> [Entries supplied]

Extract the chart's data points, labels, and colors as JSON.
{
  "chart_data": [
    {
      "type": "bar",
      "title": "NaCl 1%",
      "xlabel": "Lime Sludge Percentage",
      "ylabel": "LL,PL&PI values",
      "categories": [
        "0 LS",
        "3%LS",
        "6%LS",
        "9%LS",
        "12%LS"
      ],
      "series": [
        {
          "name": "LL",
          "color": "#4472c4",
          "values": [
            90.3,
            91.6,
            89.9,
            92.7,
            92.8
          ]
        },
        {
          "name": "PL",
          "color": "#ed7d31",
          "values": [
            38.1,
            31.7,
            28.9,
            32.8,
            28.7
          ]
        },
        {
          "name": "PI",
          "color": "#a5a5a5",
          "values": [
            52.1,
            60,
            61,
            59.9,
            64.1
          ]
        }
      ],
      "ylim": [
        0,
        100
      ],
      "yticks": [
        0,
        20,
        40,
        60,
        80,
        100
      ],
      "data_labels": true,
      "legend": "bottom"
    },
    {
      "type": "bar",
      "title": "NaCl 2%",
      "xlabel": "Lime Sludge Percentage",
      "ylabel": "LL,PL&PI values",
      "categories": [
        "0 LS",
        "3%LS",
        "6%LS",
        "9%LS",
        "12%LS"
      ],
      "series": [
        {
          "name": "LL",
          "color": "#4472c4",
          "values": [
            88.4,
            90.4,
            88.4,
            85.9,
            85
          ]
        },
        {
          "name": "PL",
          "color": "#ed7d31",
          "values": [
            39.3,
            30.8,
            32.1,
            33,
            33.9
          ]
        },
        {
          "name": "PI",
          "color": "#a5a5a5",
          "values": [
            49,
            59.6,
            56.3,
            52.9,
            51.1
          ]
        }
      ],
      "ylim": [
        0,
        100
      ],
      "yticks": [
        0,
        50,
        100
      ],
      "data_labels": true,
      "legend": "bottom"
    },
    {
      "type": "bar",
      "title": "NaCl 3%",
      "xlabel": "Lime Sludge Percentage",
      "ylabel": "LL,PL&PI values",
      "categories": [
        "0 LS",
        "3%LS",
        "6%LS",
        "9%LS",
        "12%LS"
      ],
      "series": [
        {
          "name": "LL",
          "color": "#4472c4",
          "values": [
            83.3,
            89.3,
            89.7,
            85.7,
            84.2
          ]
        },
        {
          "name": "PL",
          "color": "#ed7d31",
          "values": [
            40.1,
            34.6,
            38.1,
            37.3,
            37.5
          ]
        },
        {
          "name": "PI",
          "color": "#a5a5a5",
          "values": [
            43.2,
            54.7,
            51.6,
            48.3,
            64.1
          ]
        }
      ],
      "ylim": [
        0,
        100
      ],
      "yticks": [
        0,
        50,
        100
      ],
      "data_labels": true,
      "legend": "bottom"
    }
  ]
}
---
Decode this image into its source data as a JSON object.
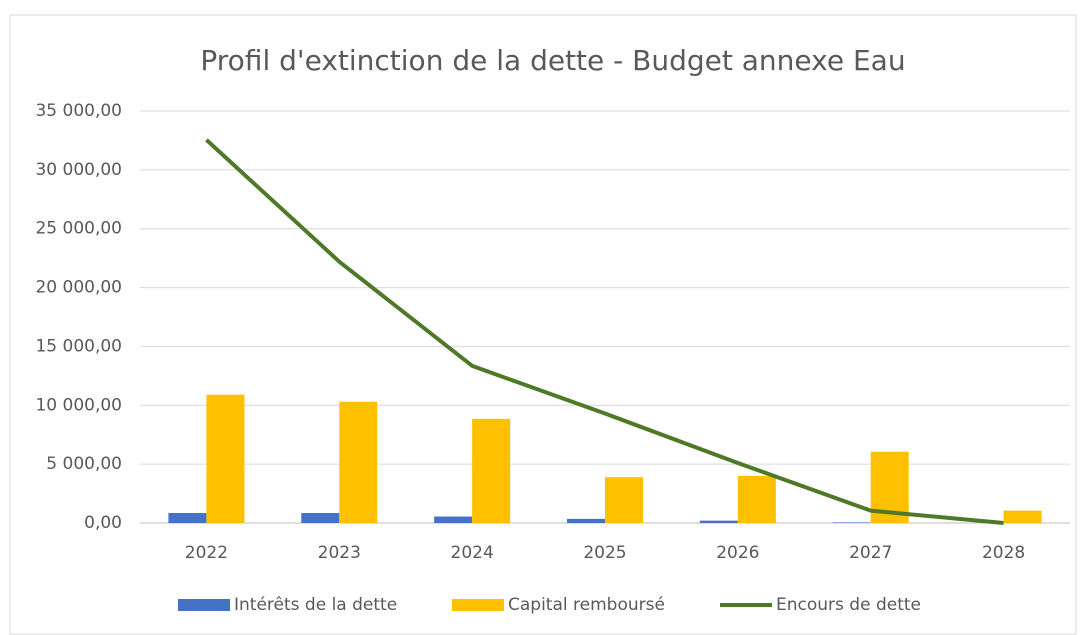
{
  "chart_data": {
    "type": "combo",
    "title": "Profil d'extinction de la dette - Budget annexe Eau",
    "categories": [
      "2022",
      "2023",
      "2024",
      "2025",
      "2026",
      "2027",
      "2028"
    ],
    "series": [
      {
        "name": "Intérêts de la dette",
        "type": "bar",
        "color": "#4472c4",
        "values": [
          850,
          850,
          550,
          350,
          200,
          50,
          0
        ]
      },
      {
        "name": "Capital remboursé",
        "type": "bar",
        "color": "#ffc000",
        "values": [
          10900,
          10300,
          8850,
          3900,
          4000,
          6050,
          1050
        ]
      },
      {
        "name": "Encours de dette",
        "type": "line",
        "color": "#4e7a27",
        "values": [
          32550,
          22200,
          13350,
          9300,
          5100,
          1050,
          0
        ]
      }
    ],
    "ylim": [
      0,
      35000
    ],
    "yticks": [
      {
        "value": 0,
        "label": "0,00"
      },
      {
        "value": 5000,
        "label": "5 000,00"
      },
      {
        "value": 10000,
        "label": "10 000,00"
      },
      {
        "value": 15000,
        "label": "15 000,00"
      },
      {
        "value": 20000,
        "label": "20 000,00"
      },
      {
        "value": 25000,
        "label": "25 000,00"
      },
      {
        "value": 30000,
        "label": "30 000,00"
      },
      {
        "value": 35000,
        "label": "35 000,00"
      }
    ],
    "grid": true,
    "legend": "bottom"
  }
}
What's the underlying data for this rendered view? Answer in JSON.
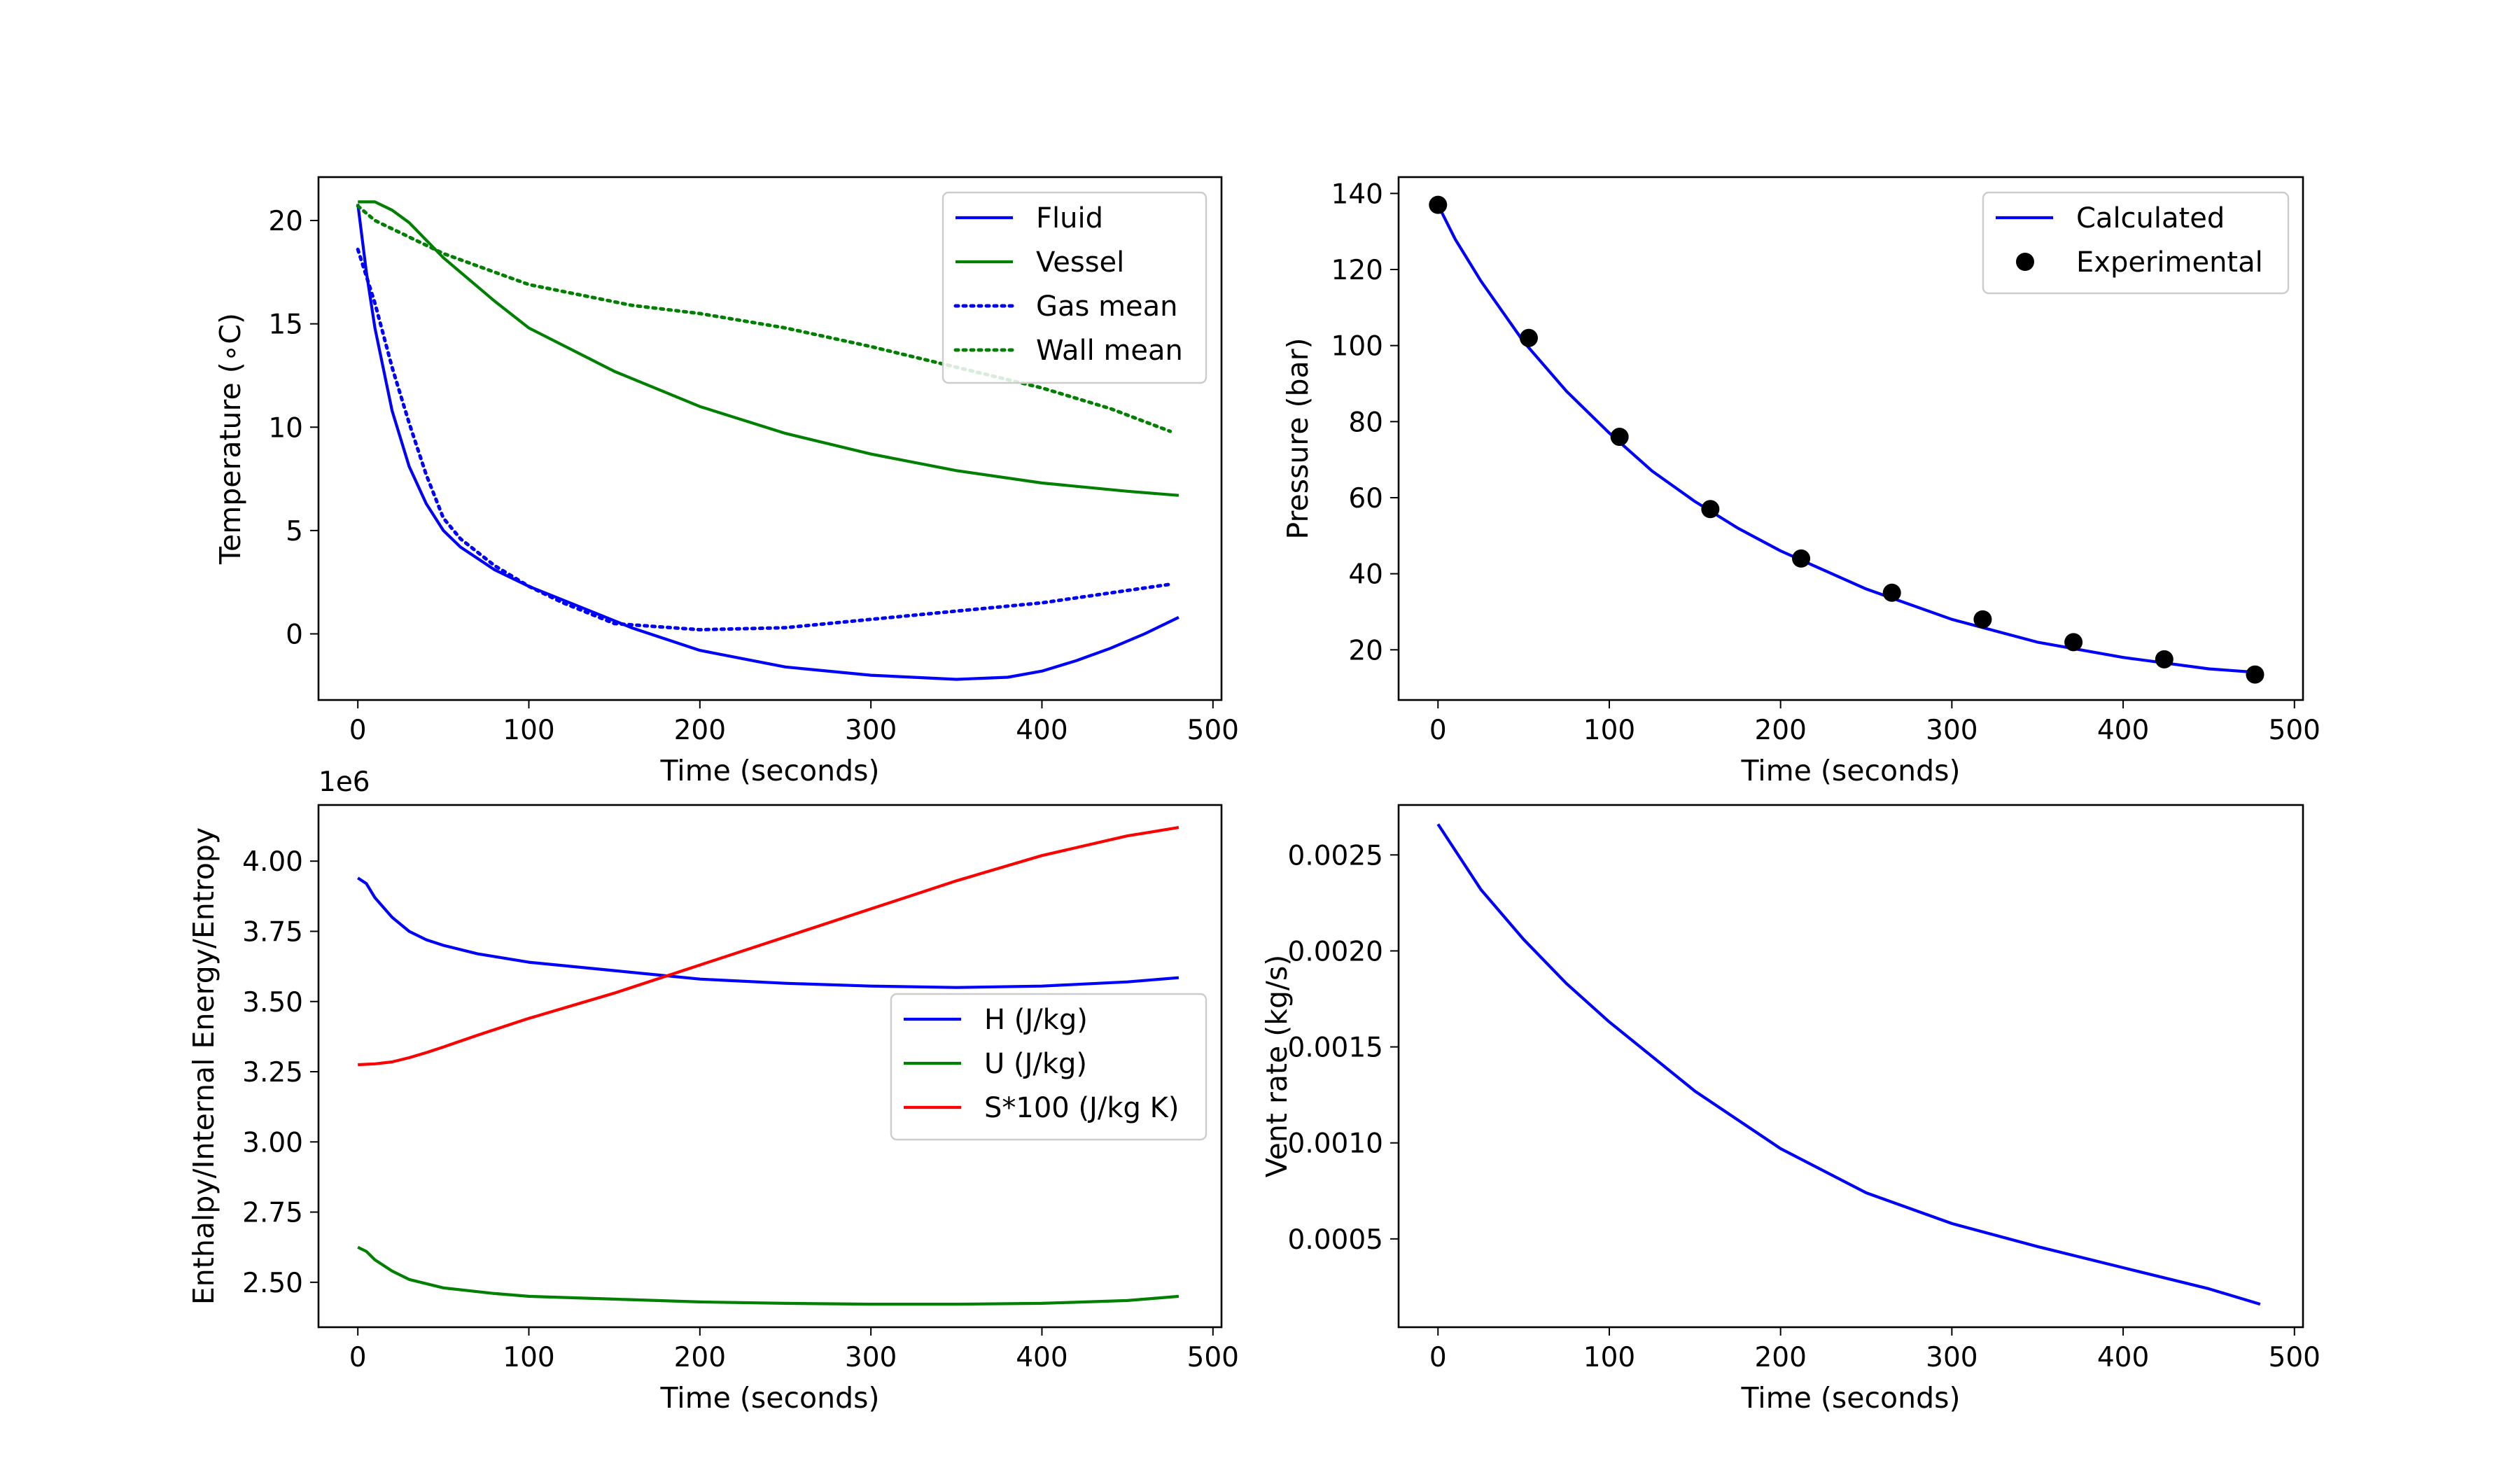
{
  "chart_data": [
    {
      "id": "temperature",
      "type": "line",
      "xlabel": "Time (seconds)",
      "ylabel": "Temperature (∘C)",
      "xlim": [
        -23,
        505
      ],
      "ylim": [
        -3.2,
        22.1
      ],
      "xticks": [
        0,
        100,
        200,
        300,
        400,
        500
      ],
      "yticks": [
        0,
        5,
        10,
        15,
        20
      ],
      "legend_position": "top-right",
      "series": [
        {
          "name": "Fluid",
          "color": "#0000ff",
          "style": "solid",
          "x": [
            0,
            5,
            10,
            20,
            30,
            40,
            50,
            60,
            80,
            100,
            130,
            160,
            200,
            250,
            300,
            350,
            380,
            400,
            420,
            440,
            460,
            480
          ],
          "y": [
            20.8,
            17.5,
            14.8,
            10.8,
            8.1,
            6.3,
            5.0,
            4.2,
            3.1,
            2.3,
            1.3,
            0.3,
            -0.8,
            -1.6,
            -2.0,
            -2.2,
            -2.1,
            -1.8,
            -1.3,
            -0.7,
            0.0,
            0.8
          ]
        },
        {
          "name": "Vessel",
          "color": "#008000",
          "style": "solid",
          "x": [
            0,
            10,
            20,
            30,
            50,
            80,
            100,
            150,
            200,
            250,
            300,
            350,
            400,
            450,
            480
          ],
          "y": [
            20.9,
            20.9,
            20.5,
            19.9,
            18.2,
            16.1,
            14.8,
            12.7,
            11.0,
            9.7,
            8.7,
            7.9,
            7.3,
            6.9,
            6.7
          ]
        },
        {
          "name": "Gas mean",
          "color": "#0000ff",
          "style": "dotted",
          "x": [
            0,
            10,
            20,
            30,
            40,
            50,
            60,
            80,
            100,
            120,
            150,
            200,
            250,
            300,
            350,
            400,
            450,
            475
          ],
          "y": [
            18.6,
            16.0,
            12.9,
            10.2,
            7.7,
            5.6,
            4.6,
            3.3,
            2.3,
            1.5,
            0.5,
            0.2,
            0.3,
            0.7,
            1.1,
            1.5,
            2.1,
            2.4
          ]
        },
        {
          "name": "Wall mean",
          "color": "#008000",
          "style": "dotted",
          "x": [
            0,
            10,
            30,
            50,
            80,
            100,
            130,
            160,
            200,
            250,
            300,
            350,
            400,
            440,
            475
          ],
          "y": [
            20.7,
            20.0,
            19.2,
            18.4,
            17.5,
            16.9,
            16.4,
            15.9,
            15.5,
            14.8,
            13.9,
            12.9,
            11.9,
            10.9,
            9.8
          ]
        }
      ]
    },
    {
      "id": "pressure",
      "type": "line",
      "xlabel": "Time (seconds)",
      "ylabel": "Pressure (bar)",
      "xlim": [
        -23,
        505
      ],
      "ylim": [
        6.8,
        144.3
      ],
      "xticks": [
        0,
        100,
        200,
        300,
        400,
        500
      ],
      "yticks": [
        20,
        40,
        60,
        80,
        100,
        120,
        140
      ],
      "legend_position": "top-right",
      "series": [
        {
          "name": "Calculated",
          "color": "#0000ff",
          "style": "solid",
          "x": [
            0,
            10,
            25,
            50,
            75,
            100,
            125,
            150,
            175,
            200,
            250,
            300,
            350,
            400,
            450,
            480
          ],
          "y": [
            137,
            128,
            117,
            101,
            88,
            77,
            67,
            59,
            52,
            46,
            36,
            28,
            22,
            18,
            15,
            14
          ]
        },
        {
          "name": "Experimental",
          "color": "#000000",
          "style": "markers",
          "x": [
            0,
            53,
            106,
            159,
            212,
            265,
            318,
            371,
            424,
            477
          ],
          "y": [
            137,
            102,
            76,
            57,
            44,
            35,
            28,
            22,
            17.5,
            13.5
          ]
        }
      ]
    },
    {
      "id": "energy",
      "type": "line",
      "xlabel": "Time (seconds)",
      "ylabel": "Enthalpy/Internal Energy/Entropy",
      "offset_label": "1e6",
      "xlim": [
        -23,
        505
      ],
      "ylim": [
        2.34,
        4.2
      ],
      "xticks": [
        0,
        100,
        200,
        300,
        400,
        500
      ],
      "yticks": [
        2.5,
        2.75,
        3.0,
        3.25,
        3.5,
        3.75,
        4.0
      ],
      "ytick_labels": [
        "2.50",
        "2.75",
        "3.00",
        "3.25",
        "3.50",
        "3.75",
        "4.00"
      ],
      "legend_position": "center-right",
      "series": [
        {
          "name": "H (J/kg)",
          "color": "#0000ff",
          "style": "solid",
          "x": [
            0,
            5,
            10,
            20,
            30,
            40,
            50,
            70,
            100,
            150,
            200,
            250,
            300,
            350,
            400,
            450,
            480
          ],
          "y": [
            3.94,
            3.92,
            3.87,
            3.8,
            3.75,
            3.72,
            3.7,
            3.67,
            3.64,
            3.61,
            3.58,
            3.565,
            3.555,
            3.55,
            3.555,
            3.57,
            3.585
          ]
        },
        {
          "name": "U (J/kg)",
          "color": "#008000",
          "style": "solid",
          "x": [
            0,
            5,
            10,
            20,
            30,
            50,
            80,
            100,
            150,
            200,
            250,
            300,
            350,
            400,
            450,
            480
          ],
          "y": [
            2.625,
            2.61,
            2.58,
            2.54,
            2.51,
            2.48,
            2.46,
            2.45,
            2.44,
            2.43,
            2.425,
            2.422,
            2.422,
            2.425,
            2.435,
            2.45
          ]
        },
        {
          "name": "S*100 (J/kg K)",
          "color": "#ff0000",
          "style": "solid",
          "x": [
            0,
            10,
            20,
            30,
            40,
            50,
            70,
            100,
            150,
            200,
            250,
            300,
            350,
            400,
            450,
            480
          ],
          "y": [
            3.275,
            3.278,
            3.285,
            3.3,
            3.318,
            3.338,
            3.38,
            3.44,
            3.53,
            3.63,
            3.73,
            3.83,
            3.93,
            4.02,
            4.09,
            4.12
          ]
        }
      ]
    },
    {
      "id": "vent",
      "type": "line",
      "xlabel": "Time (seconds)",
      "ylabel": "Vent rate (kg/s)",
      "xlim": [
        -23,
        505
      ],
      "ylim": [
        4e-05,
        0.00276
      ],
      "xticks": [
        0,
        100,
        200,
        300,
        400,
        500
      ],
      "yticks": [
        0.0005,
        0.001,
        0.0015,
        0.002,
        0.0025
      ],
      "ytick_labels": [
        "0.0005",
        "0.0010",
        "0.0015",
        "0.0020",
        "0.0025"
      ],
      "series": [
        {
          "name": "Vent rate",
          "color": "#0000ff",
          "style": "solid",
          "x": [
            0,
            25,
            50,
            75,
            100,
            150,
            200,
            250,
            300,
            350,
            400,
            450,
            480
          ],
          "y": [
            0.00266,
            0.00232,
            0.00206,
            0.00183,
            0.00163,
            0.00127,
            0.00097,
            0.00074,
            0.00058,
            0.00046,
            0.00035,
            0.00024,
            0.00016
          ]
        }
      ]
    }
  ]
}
--
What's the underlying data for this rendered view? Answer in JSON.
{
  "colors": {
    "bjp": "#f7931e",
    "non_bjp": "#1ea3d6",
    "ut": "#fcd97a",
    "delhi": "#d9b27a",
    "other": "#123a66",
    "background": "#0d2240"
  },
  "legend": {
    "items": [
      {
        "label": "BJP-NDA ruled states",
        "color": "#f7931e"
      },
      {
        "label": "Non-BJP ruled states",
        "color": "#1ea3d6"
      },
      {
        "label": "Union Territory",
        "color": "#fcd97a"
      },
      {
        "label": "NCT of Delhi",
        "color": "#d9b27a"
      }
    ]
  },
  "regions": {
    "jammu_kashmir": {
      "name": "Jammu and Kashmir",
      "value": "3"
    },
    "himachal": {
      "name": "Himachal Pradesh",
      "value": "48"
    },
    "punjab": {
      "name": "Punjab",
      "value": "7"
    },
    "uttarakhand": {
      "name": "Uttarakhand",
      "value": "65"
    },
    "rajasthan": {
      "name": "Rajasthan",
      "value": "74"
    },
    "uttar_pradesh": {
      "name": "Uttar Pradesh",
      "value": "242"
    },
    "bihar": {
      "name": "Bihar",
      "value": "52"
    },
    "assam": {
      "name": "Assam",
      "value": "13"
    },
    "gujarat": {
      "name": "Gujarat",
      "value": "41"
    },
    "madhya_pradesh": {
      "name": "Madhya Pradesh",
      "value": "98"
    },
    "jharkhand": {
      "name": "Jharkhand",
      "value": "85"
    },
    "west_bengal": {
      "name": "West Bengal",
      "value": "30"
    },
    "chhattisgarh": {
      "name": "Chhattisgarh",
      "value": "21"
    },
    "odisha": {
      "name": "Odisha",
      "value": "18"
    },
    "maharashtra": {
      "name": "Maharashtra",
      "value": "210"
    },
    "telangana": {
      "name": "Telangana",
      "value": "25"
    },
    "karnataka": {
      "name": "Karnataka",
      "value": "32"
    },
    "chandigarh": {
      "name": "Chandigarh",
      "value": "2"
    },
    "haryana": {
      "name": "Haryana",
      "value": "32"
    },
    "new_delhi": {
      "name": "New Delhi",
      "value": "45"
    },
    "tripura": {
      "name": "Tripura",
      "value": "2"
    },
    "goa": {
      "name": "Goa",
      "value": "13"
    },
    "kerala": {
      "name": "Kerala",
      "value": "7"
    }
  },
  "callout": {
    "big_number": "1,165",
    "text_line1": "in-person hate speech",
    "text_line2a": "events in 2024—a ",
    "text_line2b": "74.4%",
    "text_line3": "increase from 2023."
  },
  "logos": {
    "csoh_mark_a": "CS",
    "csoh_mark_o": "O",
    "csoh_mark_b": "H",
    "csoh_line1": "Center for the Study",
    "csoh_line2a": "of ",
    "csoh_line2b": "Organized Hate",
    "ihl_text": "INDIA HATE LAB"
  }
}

> [Written exercise] Determine how many lines above contain "ylabel" as a word or string. Give the number alone.

> [Answer to this task] 7